▸ The problem:
Take the listing and print it in full, exactly as given.

▸ Provided material:
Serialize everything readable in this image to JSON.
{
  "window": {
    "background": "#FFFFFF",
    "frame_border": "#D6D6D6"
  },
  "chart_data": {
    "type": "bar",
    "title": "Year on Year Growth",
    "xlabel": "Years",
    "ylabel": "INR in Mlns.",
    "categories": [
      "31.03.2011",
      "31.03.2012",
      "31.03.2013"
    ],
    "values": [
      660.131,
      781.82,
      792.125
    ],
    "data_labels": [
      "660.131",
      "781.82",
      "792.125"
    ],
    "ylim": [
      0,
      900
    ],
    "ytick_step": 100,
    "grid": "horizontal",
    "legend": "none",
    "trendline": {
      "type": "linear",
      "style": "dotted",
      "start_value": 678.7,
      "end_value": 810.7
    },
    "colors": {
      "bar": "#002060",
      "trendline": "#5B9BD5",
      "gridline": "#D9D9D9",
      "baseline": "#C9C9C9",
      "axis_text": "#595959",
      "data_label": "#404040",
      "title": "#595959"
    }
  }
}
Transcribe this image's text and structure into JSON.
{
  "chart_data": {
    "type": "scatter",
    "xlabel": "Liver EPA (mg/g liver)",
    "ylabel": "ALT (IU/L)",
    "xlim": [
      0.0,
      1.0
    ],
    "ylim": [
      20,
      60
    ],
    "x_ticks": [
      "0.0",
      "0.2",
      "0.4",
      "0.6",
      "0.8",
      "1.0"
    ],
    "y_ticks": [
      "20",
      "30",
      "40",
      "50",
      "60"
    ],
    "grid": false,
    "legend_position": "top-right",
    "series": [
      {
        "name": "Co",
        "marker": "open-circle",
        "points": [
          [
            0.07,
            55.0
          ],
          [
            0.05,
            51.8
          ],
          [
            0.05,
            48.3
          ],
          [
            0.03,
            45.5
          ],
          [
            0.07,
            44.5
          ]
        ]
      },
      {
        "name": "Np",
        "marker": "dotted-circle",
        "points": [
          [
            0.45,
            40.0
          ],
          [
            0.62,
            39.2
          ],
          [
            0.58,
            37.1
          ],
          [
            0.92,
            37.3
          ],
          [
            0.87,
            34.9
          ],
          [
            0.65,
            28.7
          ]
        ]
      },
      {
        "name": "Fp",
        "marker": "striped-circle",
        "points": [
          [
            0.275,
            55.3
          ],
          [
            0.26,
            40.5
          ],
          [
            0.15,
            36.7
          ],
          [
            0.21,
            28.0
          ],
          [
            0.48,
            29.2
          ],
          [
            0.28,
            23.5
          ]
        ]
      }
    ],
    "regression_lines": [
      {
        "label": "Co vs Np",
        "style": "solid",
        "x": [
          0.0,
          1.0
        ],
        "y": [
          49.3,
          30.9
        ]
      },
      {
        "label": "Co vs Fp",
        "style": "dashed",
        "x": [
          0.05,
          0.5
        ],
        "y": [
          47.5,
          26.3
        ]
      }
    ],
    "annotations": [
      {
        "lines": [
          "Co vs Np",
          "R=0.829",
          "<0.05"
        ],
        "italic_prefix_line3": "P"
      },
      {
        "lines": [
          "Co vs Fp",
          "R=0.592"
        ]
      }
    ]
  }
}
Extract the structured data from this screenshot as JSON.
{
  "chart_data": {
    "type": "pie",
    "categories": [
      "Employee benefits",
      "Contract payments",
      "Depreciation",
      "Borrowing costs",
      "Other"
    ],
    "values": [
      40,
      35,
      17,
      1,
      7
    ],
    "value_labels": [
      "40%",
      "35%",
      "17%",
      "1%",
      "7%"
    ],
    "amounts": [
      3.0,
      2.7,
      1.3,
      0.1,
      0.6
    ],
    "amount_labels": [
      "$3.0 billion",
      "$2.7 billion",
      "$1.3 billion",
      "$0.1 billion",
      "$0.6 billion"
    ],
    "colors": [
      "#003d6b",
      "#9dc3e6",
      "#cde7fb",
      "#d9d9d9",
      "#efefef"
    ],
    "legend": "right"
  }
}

▸ Correct answer:
Serialize everything readable in this image to JSON.
{
  "window": {
    "background": "#FFFFFF",
    "frame_border": "#D6D6D6"
  },
  "chart_data": {
    "type": "bar",
    "title": "Year on Year Growth",
    "xlabel": "Years",
    "ylabel": "INR in Mlns.",
    "categories": [
      "31.03.2011",
      "31.03.2012",
      "31.03.2013"
    ],
    "values": [
      660.131,
      781.82,
      792.125
    ],
    "data_labels": [
      "660.131",
      "781.82",
      "792.125"
    ],
    "ylim": [
      0,
      900
    ],
    "ytick_step": 100,
    "grid": "horizontal",
    "legend": "none",
    "trendline": {
      "type": "linear",
      "style": "dotted",
      "start_value": 678.7,
      "end_value": 810.7
    },
    "colors": {
      "bar": "#002060",
      "trendline": "#5B9BD5",
      "gridline": "#D9D9D9",
      "baseline": "#C9C9C9",
      "axis_text": "#595959",
      "data_label": "#404040",
      "title": "#595959"
    }
  }
}
Transcribe this image's text and structure into JSON.
{
  "chart_data": {
    "type": "scatter",
    "xlabel": "Liver EPA (mg/g liver)",
    "ylabel": "ALT (IU/L)",
    "xlim": [
      0.0,
      1.0
    ],
    "ylim": [
      20,
      60
    ],
    "x_ticks": [
      "0.0",
      "0.2",
      "0.4",
      "0.6",
      "0.8",
      "1.0"
    ],
    "y_ticks": [
      "20",
      "30",
      "40",
      "50",
      "60"
    ],
    "grid": false,
    "legend_position": "top-right",
    "series": [
      {
        "name": "Co",
        "marker": "open-circle",
        "points": [
          [
            0.07,
            55.0
          ],
          [
            0.05,
            51.8
          ],
          [
            0.05,
            48.3
          ],
          [
            0.03,
            45.5
          ],
          [
            0.07,
            44.5
          ]
        ]
      },
      {
        "name": "Np",
        "marker": "dotted-circle",
        "points": [
          [
            0.45,
            40.0
          ],
          [
            0.62,
            39.2
          ],
          [
            0.58,
            37.1
          ],
          [
            0.92,
            37.3
          ],
          [
            0.87,
            34.9
          ],
          [
            0.65,
            28.7
          ]
        ]
      },
      {
        "name": "Fp",
        "marker": "striped-circle",
        "points": [
          [
            0.275,
            55.3
          ],
          [
            0.26,
            40.5
          ],
          [
            0.15,
            36.7
          ],
          [
            0.21,
            28.0
          ],
          [
            0.48,
            29.2
          ],
          [
            0.28,
            23.5
          ]
        ]
      }
    ],
    "regression_lines": [
      {
        "label": "Co vs Np",
        "style": "solid",
        "x": [
          0.0,
          1.0
        ],
        "y": [
          49.3,
          30.9
        ]
      },
      {
        "label": "Co vs Fp",
        "style": "dashed",
        "x": [
          0.05,
          0.5
        ],
        "y": [
          47.5,
          26.3
        ]
      }
    ],
    "annotations": [
      {
        "lines": [
          "Co vs Np",
          "R=0.829",
          "<0.05"
        ],
        "italic_prefix_line3": "P"
      },
      {
        "lines": [
          "Co vs Fp",
          "R=0.592"
        ]
      }
    ]
  }
}
Extract the structured data from this screenshot as JSON.
{
  "chart_data": {
    "type": "pie",
    "categories": [
      "Employee benefits",
      "Contract payments",
      "Depreciation",
      "Borrowing costs",
      "Other"
    ],
    "values": [
      40,
      35,
      17,
      1,
      7
    ],
    "value_labels": [
      "40%",
      "35%",
      "17%",
      "1%",
      "7%"
    ],
    "amounts": [
      3.0,
      2.7,
      1.3,
      0.1,
      0.6
    ],
    "amount_labels": [
      "$3.0 billion",
      "$2.7 billion",
      "$1.3 billion",
      "$0.1 billion",
      "$0.6 billion"
    ],
    "colors": [
      "#003d6b",
      "#9dc3e6",
      "#cde7fb",
      "#d9d9d9",
      "#efefef"
    ],
    "legend": "right"
  }
}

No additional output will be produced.